"""
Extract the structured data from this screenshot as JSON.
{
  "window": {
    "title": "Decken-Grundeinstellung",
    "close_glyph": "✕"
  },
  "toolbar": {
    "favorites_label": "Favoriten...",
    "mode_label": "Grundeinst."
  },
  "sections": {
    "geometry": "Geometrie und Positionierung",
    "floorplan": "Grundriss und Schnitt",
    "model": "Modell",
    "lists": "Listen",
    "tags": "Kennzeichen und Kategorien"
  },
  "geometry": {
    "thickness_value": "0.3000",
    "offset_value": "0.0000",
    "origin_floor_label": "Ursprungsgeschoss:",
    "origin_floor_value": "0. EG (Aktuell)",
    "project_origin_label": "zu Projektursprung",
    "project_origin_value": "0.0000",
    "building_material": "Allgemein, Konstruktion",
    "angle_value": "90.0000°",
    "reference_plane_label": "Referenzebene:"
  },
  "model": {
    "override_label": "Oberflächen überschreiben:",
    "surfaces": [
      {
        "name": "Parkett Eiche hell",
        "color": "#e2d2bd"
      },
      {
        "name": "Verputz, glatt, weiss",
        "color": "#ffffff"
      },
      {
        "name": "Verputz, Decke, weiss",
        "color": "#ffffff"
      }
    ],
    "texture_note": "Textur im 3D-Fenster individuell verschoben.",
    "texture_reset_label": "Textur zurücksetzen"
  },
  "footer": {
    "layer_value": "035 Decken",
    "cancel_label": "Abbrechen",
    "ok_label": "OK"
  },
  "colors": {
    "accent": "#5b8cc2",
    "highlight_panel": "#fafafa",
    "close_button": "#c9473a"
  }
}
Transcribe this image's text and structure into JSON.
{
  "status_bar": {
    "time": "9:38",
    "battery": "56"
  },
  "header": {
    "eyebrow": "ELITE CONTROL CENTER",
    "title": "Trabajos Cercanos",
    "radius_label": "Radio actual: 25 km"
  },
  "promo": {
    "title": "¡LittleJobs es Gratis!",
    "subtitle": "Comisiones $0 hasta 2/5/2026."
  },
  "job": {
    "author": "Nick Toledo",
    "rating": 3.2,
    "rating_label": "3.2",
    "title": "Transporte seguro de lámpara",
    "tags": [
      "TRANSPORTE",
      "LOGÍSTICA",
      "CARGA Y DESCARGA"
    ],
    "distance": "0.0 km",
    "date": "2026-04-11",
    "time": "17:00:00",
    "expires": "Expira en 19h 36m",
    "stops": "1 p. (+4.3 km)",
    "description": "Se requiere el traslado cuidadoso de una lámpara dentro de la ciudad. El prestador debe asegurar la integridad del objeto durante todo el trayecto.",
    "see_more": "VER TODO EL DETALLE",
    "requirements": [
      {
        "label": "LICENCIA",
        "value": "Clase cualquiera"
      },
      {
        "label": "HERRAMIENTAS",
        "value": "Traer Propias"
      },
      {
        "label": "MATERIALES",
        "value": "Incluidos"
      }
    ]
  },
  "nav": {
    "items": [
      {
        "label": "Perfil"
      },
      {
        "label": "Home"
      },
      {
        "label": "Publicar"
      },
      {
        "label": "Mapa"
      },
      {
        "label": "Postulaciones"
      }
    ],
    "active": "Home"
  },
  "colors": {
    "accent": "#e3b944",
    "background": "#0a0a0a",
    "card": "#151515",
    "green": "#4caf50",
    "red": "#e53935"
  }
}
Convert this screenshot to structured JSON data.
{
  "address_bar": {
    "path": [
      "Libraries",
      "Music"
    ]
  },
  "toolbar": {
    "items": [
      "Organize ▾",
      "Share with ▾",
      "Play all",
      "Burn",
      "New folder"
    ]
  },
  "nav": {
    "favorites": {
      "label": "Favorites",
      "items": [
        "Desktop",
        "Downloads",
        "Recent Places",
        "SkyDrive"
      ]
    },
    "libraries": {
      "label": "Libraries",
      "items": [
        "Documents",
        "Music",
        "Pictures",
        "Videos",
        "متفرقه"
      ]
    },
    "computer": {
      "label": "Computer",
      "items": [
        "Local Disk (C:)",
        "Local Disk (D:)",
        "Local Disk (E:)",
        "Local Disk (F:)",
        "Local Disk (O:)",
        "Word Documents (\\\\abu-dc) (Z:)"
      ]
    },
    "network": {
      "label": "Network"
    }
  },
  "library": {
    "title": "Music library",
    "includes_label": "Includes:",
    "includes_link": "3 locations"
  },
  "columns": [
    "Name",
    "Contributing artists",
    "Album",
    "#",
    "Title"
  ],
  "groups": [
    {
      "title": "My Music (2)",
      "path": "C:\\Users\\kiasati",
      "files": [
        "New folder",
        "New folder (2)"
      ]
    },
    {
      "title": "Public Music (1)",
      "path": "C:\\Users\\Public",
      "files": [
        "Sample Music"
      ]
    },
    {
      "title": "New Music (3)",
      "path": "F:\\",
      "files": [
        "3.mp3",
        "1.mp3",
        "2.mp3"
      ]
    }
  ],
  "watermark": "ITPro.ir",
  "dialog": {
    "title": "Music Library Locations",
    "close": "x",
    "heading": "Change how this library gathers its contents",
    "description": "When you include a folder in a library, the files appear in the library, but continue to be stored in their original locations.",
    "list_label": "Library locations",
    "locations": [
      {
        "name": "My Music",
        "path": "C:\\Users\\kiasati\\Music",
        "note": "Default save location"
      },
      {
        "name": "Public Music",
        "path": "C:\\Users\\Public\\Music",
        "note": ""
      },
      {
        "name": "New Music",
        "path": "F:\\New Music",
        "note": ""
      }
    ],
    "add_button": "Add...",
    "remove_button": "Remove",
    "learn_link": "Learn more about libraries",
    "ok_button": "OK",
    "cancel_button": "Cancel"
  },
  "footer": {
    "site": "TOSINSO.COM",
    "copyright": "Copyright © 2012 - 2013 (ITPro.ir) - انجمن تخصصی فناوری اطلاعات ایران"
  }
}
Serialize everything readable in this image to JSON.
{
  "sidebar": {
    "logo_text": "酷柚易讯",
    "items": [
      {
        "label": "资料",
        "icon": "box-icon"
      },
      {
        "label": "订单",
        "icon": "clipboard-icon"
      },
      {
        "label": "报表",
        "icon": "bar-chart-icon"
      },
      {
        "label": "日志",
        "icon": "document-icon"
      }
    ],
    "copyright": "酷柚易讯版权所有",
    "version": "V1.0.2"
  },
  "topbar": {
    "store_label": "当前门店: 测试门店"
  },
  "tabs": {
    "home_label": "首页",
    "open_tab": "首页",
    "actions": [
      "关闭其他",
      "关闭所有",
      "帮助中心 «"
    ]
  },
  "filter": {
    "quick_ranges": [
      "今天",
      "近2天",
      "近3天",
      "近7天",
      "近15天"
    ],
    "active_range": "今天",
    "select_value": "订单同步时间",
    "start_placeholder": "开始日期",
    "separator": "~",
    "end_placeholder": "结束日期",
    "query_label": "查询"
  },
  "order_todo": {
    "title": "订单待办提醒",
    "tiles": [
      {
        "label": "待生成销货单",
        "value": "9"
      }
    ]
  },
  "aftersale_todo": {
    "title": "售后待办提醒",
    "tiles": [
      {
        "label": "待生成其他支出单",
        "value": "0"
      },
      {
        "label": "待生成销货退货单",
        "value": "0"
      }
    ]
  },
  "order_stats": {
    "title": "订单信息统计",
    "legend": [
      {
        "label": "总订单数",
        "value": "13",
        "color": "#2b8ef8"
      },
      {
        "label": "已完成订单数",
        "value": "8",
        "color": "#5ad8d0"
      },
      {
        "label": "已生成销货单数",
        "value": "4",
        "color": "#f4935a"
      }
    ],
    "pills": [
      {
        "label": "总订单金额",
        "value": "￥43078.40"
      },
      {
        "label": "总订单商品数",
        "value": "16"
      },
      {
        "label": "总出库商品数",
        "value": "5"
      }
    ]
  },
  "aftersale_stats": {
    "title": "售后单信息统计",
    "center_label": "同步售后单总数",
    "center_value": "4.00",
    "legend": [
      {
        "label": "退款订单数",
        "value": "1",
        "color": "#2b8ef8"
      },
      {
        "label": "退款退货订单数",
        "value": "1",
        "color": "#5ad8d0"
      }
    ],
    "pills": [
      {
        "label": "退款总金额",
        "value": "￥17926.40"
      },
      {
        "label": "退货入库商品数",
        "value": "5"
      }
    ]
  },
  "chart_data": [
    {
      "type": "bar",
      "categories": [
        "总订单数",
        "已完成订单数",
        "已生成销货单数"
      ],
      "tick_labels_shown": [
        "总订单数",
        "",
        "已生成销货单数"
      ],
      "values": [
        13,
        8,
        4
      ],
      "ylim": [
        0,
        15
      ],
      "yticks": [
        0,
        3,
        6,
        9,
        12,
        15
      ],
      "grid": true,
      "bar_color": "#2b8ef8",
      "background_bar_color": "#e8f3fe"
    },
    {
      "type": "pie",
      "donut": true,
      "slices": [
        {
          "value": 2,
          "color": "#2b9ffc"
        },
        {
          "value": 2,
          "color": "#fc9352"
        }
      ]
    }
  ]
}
"""
EXERCISE — Tally the lines of the records holding the word "kiasati", then give only the resulting number.

FINAL RESULT — 2